(begin)

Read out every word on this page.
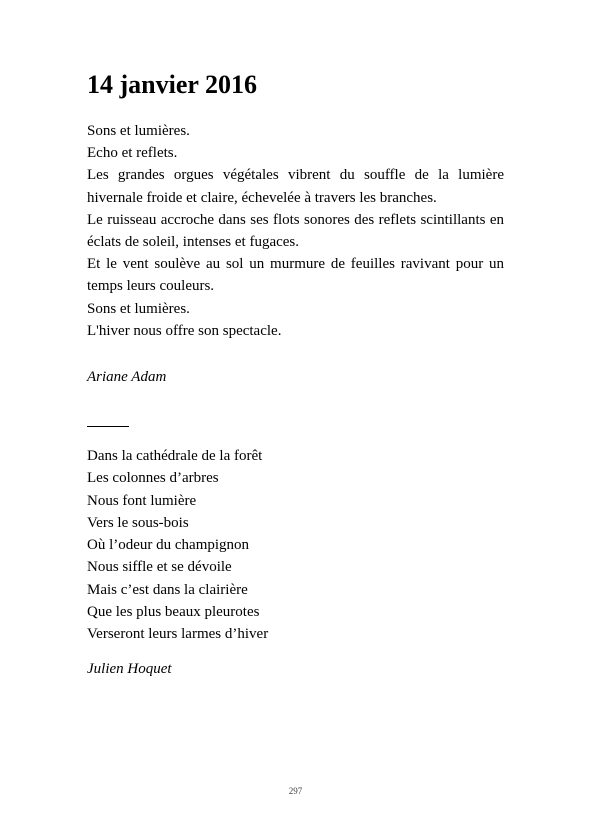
14 janvier 2016

Sons et lumières.

Echo et reflets.

Les grandes orgues végétales vibrent du souffle de la lumière hivernale froide et claire, échevelée à travers les branches.

Le ruisseau accroche dans ses flots sonores des reflets scintillants en éclats de soleil, intenses et fugaces.

Et le vent soulève au sol un murmure de feuilles ravivant pour un temps leurs couleurs.

Sons et lumières.

L'hiver nous offre son spectacle.

Ariane Adam

Dans la cathédrale de la forêt
Les colonnes d’arbres
Nous font lumière
Vers le sous-bois
Où l’odeur du champignon
Nous siffle et se dévoile
Mais c’est dans la clairière
Que les plus beaux pleurotes
Verseront leurs larmes d’hiver

Julien Hoquet

297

(end)

● Given request:
Transcribe every entry word for word, but omit the pictures.

● Solution to this exercise:
Read out every word on this page.
14 janvier 2016

Sons et lumières.

Echo et reflets.

Les grandes orgues végétales vibrent du souffle de la lumière hivernale froide et claire, échevelée à travers les branches.

Le ruisseau accroche dans ses flots sonores des reflets scintillants en éclats de soleil, intenses et fugaces.

Et le vent soulève au sol un murmure de feuilles ravivant pour un temps leurs couleurs.

Sons et lumières.

L'hiver nous offre son spectacle.

Ariane Adam

Dans la cathédrale de la forêt
Les colonnes d’arbres
Nous font lumière
Vers le sous-bois
Où l’odeur du champignon
Nous siffle et se dévoile
Mais c’est dans la clairière
Que les plus beaux pleurotes
Verseront leurs larmes d’hiver

Julien Hoquet

297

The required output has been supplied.